AIM OF THE EXERCISE: Rewrite the lines of every entry below as a numbered list, leaving out any blank lines.

* Start *

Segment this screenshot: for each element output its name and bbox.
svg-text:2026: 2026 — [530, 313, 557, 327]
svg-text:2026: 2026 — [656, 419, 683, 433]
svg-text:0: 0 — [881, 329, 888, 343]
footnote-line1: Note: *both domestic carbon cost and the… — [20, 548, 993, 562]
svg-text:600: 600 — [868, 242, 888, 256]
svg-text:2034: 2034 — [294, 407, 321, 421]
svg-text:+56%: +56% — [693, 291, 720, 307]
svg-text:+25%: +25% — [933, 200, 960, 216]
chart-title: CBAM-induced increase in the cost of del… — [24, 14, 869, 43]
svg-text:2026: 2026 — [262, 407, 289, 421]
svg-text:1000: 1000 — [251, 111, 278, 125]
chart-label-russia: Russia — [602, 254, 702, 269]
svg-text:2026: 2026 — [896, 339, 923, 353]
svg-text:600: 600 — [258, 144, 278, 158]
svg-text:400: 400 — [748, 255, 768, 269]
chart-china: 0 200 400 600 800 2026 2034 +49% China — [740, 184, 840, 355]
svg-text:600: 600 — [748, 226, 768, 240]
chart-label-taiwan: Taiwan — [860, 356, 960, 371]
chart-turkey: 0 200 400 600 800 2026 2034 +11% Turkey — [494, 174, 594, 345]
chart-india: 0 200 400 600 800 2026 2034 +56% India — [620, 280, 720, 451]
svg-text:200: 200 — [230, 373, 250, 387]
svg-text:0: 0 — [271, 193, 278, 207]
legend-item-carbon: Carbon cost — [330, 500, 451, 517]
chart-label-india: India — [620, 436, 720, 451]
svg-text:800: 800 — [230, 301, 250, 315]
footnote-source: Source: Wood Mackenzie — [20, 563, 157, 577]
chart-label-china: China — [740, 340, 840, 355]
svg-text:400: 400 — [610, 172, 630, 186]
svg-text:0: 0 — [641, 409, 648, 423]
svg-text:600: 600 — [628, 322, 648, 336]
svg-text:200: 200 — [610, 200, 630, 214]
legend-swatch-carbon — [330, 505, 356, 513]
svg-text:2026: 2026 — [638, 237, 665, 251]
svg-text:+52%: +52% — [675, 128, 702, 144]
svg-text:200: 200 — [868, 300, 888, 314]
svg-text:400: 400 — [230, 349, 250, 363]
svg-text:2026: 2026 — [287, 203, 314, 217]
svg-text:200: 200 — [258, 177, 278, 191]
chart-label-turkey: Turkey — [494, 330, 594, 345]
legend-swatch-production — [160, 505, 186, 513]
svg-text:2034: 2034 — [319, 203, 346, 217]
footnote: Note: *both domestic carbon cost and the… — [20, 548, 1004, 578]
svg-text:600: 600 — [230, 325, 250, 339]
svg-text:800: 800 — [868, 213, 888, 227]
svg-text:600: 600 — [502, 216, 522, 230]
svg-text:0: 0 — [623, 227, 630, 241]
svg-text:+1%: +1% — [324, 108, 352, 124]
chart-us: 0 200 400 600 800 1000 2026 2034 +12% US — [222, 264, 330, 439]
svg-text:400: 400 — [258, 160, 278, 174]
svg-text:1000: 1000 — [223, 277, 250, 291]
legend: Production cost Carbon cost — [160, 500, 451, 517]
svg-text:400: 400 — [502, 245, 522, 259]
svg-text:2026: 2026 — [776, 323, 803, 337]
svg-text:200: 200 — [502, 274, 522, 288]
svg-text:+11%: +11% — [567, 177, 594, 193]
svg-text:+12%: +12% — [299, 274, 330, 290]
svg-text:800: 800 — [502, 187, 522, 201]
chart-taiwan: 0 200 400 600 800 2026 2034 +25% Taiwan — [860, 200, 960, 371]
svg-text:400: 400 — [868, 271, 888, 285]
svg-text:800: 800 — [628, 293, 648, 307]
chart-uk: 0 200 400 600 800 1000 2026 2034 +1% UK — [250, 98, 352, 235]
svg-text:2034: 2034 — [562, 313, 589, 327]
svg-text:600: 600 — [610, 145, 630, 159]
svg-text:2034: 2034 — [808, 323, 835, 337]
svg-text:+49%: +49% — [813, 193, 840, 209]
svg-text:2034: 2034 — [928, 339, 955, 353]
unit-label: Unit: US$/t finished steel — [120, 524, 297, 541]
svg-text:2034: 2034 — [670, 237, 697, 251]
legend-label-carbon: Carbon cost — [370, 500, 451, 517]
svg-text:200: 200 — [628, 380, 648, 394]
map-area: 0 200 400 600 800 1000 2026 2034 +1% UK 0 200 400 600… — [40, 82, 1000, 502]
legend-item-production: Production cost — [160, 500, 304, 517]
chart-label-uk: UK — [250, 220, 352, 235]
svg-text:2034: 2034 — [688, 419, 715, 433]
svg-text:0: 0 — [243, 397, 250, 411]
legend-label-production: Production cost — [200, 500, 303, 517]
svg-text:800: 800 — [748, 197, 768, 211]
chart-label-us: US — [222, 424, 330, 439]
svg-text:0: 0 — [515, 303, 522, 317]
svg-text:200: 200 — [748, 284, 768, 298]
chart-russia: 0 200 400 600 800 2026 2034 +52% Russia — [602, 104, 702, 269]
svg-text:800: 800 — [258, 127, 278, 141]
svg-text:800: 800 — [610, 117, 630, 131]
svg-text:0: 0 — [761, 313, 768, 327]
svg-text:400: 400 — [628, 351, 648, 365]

* End *

RESULT:
1. Segment this screenshot: for each element output its name and bbox.
2. svg-text:2026: 2026 — [530, 313, 557, 327]
3. svg-text:2026: 2026 — [656, 419, 683, 433]
4. svg-text:0: 0 — [881, 329, 888, 343]
5. footnote-line1: Note: *both domestic carbon cost and the… — [20, 548, 993, 562]
6. svg-text:600: 600 — [868, 242, 888, 256]
7. svg-text:2034: 2034 — [294, 407, 321, 421]
8. svg-text:+56%: +56% — [693, 291, 720, 307]
9. svg-text:+25%: +25% — [933, 200, 960, 216]
10. chart-title: CBAM-induced increase in the cost of del… — [24, 14, 869, 43]
11. svg-text:2026: 2026 — [262, 407, 289, 421]
12. svg-text:1000: 1000 — [251, 111, 278, 125]
13. chart-label-russia: Russia — [602, 254, 702, 269]
14. svg-text:2026: 2026 — [896, 339, 923, 353]
15. svg-text:600: 600 — [258, 144, 278, 158]
16. svg-text:400: 400 — [748, 255, 768, 269]
17. chart-china: 0 200 400 600 800 2026 2034 +49% China — [740, 184, 840, 355]
18. svg-text:600: 600 — [748, 226, 768, 240]
19. chart-label-taiwan: Taiwan — [860, 356, 960, 371]
20. chart-turkey: 0 200 400 600 800 2026 2034 +11% Turkey — [494, 174, 594, 345]
21. chart-india: 0 200 400 600 800 2026 2034 +56% India — [620, 280, 720, 451]
22. svg-text:200: 200 — [230, 373, 250, 387]
23. svg-text:0: 0 — [271, 193, 278, 207]
24. legend-item-carbon: Carbon cost — [330, 500, 451, 517]
25. chart-label-india: India — [620, 436, 720, 451]
26. svg-text:800: 800 — [230, 301, 250, 315]
27. footnote-source: Source: Wood Mackenzie — [20, 563, 157, 577]
28. chart-label-china: China — [740, 340, 840, 355]
29. svg-text:400: 400 — [610, 172, 630, 186]
30. svg-text:0: 0 — [641, 409, 648, 423]
31. svg-text:600: 600 — [628, 322, 648, 336]
32. svg-text:200: 200 — [610, 200, 630, 214]
33. legend-swatch-carbon — [330, 505, 356, 513]
34. svg-text:2026: 2026 — [638, 237, 665, 251]
35. svg-text:+52%: +52% — [675, 128, 702, 144]
36. svg-text:200: 200 — [868, 300, 888, 314]
37. svg-text:400: 400 — [230, 349, 250, 363]
38. svg-text:2026: 2026 — [287, 203, 314, 217]
39. svg-text:200: 200 — [258, 177, 278, 191]
40. chart-label-turkey: Turkey — [494, 330, 594, 345]
41. legend-swatch-production — [160, 505, 186, 513]
42. svg-text:2034: 2034 — [319, 203, 346, 217]
43. footnote: Note: *both domestic carbon cost and the… — [20, 548, 1004, 578]
44. svg-text:600: 600 — [230, 325, 250, 339]
45. svg-text:800: 800 — [868, 213, 888, 227]
46. svg-text:600: 600 — [502, 216, 522, 230]
47. svg-text:0: 0 — [623, 227, 630, 241]
48. svg-text:+1%: +1% — [324, 108, 352, 124]
49. chart-us: 0 200 400 600 800 1000 2026 2034 +12% US — [222, 264, 330, 439]
50. svg-text:400: 400 — [258, 160, 278, 174]
51. svg-text:1000: 1000 — [223, 277, 250, 291]
52. legend: Production cost Carbon cost — [160, 500, 451, 517]
53. svg-text:400: 400 — [502, 245, 522, 259]
54. svg-text:2026: 2026 — [776, 323, 803, 337]
55. svg-text:200: 200 — [502, 274, 522, 288]
56. svg-text:+11%: +11% — [567, 177, 594, 193]
57. svg-text:+12%: +12% — [299, 274, 330, 290]
58. svg-text:800: 800 — [502, 187, 522, 201]
59. chart-taiwan: 0 200 400 600 800 2026 2034 +25% Taiwan — [860, 200, 960, 371]
60. svg-text:400: 400 — [868, 271, 888, 285]
61. svg-text:800: 800 — [628, 293, 648, 307]
62. chart-uk: 0 200 400 600 800 1000 2026 2034 +1% UK — [250, 98, 352, 235]
63. svg-text:2034: 2034 — [562, 313, 589, 327]
64. svg-text:600: 600 — [610, 145, 630, 159]
65. svg-text:2034: 2034 — [808, 323, 835, 337]
66. svg-text:+49%: +49% — [813, 193, 840, 209]
67. svg-text:2034: 2034 — [928, 339, 955, 353]
68. unit-label: Unit: US$/t finished steel — [120, 524, 297, 541]
69. svg-text:2034: 2034 — [670, 237, 697, 251]
70. legend-label-carbon: Carbon cost — [370, 500, 451, 517]
71. svg-text:200: 200 — [628, 380, 648, 394]
72. map-area: 0 200 400 600 800 1000 2026 2034 +1% UK 0 200 400 600… — [40, 82, 1000, 502]
73. legend-item-production: Production cost — [160, 500, 304, 517]
74. chart-label-uk: UK — [250, 220, 352, 235]
75. svg-text:2034: 2034 — [688, 419, 715, 433]
76. svg-text:0: 0 — [243, 397, 250, 411]
77. legend-label-production: Production cost — [200, 500, 303, 517]
78. svg-text:800: 800 — [748, 197, 768, 211]
79. chart-label-us: US — [222, 424, 330, 439]
80. svg-text:0: 0 — [515, 303, 522, 317]
81. svg-text:200: 200 — [748, 284, 768, 298]
82. chart-russia: 0 200 400 600 800 2026 2034 +52% Russia — [602, 104, 702, 269]
83. svg-text:800: 800 — [258, 127, 278, 141]
84. svg-text:800: 800 — [610, 117, 630, 131]
85. svg-text:0: 0 — [761, 313, 768, 327]
86. svg-text:400: 400 — [628, 351, 648, 365]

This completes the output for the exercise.